EXERCISE PROMPT
Every entry must be echoed exactly.

MATERIAL PROVIDED
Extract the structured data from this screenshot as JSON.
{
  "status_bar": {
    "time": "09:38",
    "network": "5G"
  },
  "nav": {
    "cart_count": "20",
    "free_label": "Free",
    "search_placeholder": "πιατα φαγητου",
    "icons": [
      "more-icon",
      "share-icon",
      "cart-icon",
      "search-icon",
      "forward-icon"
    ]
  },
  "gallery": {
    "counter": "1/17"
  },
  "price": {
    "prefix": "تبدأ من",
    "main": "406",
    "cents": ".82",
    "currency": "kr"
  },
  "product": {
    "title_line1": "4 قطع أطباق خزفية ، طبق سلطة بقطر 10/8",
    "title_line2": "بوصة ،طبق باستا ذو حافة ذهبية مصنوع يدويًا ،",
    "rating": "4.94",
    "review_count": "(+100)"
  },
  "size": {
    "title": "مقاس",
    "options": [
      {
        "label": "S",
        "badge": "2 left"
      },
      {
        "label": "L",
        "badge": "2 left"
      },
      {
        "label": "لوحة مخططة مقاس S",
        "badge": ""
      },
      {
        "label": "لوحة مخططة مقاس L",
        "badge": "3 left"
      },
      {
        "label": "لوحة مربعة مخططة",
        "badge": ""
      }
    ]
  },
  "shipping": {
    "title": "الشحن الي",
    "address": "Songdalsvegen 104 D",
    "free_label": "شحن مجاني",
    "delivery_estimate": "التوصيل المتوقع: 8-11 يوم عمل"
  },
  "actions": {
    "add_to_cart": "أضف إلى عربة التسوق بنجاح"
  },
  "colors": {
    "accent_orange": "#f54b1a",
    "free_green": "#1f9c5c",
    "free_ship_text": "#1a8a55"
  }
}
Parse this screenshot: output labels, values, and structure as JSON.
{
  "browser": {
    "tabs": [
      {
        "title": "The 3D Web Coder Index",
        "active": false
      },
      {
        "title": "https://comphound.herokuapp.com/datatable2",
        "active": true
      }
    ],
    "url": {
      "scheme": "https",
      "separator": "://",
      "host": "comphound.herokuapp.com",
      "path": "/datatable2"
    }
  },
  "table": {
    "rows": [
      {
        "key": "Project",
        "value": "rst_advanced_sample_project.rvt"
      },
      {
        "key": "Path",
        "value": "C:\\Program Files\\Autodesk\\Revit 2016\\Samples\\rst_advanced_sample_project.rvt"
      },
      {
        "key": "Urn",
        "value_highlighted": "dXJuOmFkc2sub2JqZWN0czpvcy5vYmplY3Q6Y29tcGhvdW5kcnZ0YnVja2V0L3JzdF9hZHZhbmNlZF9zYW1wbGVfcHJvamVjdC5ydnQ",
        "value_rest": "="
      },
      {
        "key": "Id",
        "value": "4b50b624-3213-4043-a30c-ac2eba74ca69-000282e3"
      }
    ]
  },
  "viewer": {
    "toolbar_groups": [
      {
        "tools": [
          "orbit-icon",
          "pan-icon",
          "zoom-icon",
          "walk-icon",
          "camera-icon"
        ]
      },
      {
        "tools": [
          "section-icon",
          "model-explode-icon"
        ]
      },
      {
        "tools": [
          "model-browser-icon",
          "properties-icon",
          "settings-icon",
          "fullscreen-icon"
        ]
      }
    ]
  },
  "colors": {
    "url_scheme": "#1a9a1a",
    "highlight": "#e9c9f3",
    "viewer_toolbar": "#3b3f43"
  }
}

RESPONSE
Extract the structured data from this screenshot as JSON.
{
  "status_bar": {
    "time": "09:38",
    "network": "5G"
  },
  "nav": {
    "cart_count": "20",
    "free_label": "Free",
    "search_placeholder": "πιατα φαγητου",
    "icons": [
      "more-icon",
      "share-icon",
      "cart-icon",
      "search-icon",
      "forward-icon"
    ]
  },
  "gallery": {
    "counter": "1/17"
  },
  "price": {
    "prefix": "تبدأ من",
    "main": "406",
    "cents": ".82",
    "currency": "kr"
  },
  "product": {
    "title_line1": "4 قطع أطباق خزفية ، طبق سلطة بقطر 10/8",
    "title_line2": "بوصة ،طبق باستا ذو حافة ذهبية مصنوع يدويًا ،",
    "rating": "4.94",
    "review_count": "(+100)"
  },
  "size": {
    "title": "مقاس",
    "options": [
      {
        "label": "S",
        "badge": "2 left"
      },
      {
        "label": "L",
        "badge": "2 left"
      },
      {
        "label": "لوحة مخططة مقاس S",
        "badge": ""
      },
      {
        "label": "لوحة مخططة مقاس L",
        "badge": "3 left"
      },
      {
        "label": "لوحة مربعة مخططة",
        "badge": ""
      }
    ]
  },
  "shipping": {
    "title": "الشحن الي",
    "address": "Songdalsvegen 104 D",
    "free_label": "شحن مجاني",
    "delivery_estimate": "التوصيل المتوقع: 8-11 يوم عمل"
  },
  "actions": {
    "add_to_cart": "أضف إلى عربة التسوق بنجاح"
  },
  "colors": {
    "accent_orange": "#f54b1a",
    "free_green": "#1f9c5c",
    "free_ship_text": "#1a8a55"
  }
}
Parse this screenshot: output labels, values, and structure as JSON.
{
  "browser": {
    "tabs": [
      {
        "title": "The 3D Web Coder Index",
        "active": false
      },
      {
        "title": "https://comphound.herokuapp.com/datatable2",
        "active": true
      }
    ],
    "url": {
      "scheme": "https",
      "separator": "://",
      "host": "comphound.herokuapp.com",
      "path": "/datatable2"
    }
  },
  "table": {
    "rows": [
      {
        "key": "Project",
        "value": "rst_advanced_sample_project.rvt"
      },
      {
        "key": "Path",
        "value": "C:\\Program Files\\Autodesk\\Revit 2016\\Samples\\rst_advanced_sample_project.rvt"
      },
      {
        "key": "Urn",
        "value_highlighted": "dXJuOmFkc2sub2JqZWN0czpvcy5vYmplY3Q6Y29tcGhvdW5kcnZ0YnVja2V0L3JzdF9hZHZhbmNlZF9zYW1wbGVfcHJvamVjdC5ydnQ",
        "value_rest": "="
      },
      {
        "key": "Id",
        "value": "4b50b624-3213-4043-a30c-ac2eba74ca69-000282e3"
      }
    ]
  },
  "viewer": {
    "toolbar_groups": [
      {
        "tools": [
          "orbit-icon",
          "pan-icon",
          "zoom-icon",
          "walk-icon",
          "camera-icon"
        ]
      },
      {
        "tools": [
          "section-icon",
          "model-explode-icon"
        ]
      },
      {
        "tools": [
          "model-browser-icon",
          "properties-icon",
          "settings-icon",
          "fullscreen-icon"
        ]
      }
    ]
  },
  "colors": {
    "url_scheme": "#1a9a1a",
    "highlight": "#e9c9f3",
    "viewer_toolbar": "#3b3f43"
  }
}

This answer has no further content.